SELECTED EXCERPT:
Images are from this answer

#### @James Meakin 2018-03-14 09:56:47

There is a bug in this code - `y_top = max(bb1['y1'], bb2['y1'])` should use `min`. Similarily `y_bottom` should use `max`.

#### @Cris Luengo 2018-06-26 15:17:09

@JamesMeakin: The code is correct. `y=0` is at the top, and increases downwards.

#### @markroxor 2018-10-01 11:23:06

What if the bounding box is not a rectangle?

#### @Martin Thoma 2018-10-01 12:00:36

Then copy-paste will not work. I only had axis aligned bounding boxes so far in detection. For semantic segmentation there are arbitrary complex shapes. But the concept is the same.

#### @Martin Thoma 2018-10-02 10:56:01

@Chaine I'm not sure what I should write. Don't the docstrings answer your question?

#### @prb 2018-11-27 08:36:16

@MartinThoma will this work for a rectangle inside another rectangle?

#### @Martin Thoma 2019-01-24 06:37:14

@prb Sure it will work

#### @Stefan van der Walt 2014-10-15 15:44:12

In the snippet below, I construct a polygon along the edges of the first box. I then use Matplotlib to clip the polygon to the second box. The resulting polygon contains four vertices, but we are only interested in the top left and bottom right corners, so I take the max and the min of the coordinates to get a bounding box, which is returned to the user.

``````import numpy as np
from matplotlib import path, transforms

def clip_boxes(box0, box1):
path_coords = np.array([[box0[0, 0], box0[0, 1]],
[box0[1, 0], box0[0, 1]],
[box0[1, 0], box0[1, 1]],
[box0[0, 0], box0[1, 1]]])

MATERIAL PROVIDED:
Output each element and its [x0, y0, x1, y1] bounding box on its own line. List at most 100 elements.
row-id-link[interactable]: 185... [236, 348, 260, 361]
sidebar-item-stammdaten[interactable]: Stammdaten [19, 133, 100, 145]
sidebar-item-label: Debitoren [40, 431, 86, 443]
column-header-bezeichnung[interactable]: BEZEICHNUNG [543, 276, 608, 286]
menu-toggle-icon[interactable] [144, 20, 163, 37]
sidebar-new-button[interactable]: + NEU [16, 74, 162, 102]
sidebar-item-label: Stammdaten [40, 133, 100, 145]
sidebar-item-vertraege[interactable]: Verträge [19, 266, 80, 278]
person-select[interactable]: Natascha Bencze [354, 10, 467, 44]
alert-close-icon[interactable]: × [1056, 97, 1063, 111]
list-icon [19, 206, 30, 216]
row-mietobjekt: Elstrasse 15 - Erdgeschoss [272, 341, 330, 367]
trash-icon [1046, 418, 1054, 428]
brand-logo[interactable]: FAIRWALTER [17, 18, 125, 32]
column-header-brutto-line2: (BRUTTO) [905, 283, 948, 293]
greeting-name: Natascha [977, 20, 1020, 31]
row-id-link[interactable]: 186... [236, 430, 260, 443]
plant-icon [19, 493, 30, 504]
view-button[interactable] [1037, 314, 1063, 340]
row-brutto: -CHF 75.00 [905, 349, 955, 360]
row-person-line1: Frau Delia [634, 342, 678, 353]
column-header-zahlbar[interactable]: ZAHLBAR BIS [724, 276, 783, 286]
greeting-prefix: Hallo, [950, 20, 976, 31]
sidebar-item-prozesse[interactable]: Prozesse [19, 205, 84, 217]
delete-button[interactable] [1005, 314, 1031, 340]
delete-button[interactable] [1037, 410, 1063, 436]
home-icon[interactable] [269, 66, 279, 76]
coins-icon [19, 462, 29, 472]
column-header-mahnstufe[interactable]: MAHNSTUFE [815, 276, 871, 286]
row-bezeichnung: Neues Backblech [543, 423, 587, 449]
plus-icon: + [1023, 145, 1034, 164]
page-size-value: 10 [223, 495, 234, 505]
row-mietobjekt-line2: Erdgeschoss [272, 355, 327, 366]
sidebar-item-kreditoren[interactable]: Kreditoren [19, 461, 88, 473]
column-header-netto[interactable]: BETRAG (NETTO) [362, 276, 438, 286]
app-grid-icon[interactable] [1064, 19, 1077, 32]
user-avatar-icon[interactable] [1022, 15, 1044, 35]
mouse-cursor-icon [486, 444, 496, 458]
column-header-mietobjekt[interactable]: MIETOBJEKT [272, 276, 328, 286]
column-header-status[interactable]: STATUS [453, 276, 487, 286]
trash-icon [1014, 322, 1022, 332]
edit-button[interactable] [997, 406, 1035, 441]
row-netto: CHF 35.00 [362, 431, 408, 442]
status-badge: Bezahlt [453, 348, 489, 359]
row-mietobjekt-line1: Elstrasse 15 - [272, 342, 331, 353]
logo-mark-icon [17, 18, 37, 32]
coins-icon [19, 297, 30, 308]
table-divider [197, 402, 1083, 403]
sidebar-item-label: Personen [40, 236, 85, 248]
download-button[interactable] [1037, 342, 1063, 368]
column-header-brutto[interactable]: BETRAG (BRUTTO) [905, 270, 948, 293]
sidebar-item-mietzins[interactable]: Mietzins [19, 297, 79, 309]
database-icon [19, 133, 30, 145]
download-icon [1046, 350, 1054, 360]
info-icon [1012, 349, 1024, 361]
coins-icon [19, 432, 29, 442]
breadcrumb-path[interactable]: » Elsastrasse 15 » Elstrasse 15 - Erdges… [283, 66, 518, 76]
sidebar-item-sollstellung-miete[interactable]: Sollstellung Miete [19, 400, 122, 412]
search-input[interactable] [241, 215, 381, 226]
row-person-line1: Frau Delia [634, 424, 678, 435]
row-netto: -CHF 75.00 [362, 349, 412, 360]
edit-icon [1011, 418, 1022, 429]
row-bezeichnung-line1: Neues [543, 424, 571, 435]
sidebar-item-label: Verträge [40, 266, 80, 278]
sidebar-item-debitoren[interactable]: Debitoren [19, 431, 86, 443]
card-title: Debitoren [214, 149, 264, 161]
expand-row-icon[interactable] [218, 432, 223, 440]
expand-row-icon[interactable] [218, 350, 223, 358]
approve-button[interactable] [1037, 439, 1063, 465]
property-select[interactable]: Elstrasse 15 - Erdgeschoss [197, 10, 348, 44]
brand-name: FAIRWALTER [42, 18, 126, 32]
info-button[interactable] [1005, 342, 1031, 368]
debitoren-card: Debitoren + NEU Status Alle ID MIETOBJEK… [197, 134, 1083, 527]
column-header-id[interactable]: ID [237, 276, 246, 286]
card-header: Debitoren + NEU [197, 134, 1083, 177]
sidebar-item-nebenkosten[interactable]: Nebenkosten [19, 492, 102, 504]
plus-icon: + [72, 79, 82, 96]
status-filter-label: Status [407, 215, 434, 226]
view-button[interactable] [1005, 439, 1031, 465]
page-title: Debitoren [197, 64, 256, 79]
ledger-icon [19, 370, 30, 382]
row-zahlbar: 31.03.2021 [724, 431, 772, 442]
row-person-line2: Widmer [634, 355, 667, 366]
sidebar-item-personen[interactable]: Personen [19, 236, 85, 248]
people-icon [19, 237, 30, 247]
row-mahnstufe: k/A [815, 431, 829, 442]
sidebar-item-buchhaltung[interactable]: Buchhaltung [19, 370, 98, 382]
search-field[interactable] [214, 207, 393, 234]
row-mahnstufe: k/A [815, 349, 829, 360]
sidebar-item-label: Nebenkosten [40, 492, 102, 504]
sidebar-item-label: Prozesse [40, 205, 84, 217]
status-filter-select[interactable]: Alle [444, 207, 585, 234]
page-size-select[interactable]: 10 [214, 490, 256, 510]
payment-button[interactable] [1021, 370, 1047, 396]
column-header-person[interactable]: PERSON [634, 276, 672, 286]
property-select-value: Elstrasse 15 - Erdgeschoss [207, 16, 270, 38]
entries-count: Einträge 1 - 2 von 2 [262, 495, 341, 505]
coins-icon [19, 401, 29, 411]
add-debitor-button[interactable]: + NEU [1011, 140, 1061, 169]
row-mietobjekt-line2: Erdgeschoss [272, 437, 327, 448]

STUDY QUESTIONS:
a) Decide whether each statement agrees with the bounding-box thread. Answer yes or no for each, and quote the words of the thread that decide it.
(i) Cris Luengo says that y=0 is at the bottom.
(ii) Martin Thoma says he has so far had only axis aligned bounding boxes in detection.
(iii) Stefan van der Walt uses Matplotlib to clip the polygon to the second box.
b) In the bounding-box thread, how many vertices does the resulting polygon contain after the clipping?
c) Retype the part of the bounding-box thread that begins at the words "#### @Martin Thoma 2018-10-01"; stop after "inside another rectangle?".

ANSWERS FOR THE TASKS:
a)
(i) No: "`y=0` is at the top, and increases downwards."
(ii) Yes: "I only had axis aligned bounding boxes so far in detection."
(iii) Yes: "I then use Matplotlib to clip the polygon to the second box."

b) Four vertices.

c)
#### @Martin Thoma 2018-10-01 12:00:36

Then copy-paste will not work. I only had axis aligned bounding boxes so far in detection. For semantic segmentation there are arbitrary complex shapes. But the concept is the same.

#### @Martin Thoma 2018-10-02 10:56:01

@Chaine I'm not sure what I should write. Don't the docstrings answer your question?

#### @prb 2018-11-27 08:36:16

@MartinThoma will this work for a rectangle inside another rectangle?